◆ **The task**
From the listing below, return each line that includes "Описание".

◆ **Data shown**
===============

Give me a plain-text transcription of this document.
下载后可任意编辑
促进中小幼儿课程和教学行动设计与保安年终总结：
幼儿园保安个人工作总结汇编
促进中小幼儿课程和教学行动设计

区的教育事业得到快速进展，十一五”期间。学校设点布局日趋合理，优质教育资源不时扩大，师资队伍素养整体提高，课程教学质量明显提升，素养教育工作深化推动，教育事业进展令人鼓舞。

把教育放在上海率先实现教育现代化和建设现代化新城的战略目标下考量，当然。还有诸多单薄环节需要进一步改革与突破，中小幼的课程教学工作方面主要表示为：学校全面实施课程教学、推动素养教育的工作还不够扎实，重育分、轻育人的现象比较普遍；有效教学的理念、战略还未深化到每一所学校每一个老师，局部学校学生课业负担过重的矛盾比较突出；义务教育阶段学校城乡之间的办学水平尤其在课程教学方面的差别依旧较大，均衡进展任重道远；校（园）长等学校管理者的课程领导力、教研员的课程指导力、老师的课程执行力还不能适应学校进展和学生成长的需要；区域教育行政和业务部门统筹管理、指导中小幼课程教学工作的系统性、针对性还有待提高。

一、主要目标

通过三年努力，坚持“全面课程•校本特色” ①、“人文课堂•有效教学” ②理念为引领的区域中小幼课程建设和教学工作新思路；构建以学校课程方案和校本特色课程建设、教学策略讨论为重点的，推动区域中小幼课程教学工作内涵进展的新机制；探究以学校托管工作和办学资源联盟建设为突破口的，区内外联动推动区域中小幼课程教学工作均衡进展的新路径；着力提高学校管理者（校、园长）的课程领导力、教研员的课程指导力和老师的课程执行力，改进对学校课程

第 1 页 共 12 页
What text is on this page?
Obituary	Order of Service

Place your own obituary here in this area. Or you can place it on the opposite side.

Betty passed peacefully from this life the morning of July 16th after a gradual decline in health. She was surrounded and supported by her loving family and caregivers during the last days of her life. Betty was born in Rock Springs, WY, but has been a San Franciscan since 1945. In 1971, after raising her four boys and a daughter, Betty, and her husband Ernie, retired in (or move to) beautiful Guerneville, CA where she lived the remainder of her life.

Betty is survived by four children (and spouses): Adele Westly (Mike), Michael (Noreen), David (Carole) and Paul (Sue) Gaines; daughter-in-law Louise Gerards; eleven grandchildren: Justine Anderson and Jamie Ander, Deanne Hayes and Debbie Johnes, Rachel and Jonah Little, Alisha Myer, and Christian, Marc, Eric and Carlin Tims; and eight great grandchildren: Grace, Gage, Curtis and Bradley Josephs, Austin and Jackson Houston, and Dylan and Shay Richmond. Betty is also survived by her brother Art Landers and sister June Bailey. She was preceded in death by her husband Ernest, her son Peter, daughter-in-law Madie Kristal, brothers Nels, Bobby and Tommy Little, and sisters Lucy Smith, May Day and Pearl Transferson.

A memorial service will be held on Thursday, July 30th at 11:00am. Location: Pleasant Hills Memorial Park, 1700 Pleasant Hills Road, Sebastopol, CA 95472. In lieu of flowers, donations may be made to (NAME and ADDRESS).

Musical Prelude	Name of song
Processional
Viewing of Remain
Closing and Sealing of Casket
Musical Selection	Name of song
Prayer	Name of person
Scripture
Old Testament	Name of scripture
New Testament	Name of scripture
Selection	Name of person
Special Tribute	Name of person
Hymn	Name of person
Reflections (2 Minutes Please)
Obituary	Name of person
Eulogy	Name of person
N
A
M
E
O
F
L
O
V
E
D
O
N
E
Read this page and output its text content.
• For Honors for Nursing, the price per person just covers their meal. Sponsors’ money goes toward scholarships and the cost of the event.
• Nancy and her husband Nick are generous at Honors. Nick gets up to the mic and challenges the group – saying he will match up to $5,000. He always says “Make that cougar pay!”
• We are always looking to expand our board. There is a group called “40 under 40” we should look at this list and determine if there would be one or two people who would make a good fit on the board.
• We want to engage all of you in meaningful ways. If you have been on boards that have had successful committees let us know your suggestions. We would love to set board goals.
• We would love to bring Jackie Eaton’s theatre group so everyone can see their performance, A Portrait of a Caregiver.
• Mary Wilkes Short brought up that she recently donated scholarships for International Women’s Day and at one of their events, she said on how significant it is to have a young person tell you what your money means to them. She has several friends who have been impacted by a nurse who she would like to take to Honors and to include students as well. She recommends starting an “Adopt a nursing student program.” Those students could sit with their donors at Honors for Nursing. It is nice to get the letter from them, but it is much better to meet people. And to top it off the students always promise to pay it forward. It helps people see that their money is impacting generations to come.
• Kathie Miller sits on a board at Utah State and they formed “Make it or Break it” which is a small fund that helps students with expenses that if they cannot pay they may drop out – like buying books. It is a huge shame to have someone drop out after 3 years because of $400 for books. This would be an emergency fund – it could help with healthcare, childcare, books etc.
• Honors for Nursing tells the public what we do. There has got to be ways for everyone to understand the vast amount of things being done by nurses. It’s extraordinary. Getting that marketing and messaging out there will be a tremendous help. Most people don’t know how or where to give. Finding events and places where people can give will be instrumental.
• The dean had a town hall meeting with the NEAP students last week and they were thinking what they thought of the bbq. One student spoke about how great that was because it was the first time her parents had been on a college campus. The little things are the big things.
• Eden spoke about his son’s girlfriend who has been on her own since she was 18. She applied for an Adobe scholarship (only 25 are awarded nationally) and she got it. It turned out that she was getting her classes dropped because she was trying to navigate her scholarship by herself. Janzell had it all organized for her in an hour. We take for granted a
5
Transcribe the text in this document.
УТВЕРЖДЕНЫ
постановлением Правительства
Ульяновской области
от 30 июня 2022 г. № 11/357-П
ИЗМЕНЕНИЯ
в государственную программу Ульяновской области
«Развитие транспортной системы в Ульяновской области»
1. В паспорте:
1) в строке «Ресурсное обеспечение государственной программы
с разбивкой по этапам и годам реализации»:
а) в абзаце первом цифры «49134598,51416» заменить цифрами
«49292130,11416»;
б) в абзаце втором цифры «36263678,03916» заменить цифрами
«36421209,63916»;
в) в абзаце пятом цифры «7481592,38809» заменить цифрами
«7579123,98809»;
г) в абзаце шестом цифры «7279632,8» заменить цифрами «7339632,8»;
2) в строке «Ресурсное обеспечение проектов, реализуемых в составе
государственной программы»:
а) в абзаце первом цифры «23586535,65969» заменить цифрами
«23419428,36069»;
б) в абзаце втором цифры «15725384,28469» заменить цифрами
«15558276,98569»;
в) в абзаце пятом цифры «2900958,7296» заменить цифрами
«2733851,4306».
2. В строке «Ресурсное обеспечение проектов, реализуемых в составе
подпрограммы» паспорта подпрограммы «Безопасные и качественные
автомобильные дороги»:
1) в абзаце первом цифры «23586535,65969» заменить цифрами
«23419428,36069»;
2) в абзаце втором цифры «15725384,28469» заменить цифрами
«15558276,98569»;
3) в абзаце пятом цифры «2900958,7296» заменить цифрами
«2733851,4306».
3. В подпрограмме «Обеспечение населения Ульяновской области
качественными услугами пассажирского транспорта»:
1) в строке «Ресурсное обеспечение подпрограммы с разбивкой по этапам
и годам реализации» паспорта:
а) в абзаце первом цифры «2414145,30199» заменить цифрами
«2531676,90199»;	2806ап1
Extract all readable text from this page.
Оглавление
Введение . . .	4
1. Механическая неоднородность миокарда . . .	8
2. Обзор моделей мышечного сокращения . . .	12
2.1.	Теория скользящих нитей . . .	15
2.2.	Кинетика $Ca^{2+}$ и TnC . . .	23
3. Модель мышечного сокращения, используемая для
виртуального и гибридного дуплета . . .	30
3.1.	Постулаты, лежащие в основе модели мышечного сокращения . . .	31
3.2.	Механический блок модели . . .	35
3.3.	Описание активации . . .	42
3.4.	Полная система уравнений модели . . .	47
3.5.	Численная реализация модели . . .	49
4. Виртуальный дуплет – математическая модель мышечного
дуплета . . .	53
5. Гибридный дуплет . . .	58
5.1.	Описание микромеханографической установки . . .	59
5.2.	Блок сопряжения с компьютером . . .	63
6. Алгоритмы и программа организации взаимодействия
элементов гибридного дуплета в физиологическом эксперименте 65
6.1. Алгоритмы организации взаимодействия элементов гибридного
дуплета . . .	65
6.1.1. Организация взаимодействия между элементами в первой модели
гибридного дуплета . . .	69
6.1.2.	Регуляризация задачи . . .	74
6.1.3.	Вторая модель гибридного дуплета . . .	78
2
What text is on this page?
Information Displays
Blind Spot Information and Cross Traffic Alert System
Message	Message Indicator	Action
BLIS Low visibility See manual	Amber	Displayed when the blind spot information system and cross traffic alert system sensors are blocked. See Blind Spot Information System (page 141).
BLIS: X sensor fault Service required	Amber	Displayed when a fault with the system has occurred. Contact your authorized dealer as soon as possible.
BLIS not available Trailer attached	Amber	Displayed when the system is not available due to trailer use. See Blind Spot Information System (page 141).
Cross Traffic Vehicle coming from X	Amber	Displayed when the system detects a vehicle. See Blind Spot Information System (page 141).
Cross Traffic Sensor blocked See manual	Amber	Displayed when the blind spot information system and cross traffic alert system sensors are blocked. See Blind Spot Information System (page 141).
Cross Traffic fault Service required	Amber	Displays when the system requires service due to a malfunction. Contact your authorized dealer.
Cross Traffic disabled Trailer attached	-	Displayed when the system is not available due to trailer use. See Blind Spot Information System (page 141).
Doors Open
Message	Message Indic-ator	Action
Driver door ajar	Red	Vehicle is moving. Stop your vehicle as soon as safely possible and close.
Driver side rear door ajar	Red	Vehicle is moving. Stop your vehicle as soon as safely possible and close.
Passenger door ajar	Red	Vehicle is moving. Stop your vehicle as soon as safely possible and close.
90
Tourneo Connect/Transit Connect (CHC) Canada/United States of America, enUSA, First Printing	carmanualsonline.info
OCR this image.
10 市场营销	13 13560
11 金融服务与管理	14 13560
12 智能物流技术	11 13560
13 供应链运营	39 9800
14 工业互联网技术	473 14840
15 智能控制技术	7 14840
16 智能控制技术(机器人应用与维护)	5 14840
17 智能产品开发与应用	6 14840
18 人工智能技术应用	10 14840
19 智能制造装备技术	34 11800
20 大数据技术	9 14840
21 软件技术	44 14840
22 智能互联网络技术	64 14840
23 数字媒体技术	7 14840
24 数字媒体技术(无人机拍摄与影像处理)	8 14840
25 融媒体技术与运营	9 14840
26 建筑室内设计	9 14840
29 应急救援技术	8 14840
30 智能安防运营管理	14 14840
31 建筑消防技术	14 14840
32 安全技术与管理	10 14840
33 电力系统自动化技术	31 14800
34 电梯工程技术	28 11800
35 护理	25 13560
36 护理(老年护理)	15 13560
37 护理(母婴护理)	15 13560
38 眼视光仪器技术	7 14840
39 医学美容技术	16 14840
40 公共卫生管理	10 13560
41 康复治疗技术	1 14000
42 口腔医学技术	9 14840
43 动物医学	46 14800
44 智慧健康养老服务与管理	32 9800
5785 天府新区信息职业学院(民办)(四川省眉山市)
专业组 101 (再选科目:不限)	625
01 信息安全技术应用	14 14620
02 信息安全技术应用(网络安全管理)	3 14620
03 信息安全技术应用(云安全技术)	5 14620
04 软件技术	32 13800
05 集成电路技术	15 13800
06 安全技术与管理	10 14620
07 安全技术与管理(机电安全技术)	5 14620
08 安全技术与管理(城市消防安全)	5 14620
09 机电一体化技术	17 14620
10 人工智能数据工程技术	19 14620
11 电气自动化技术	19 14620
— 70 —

===============

◆ **Exercise solution**
3.3.	Описание активации . . .	42
5.1.	Описание микромеханографической установки . . .	59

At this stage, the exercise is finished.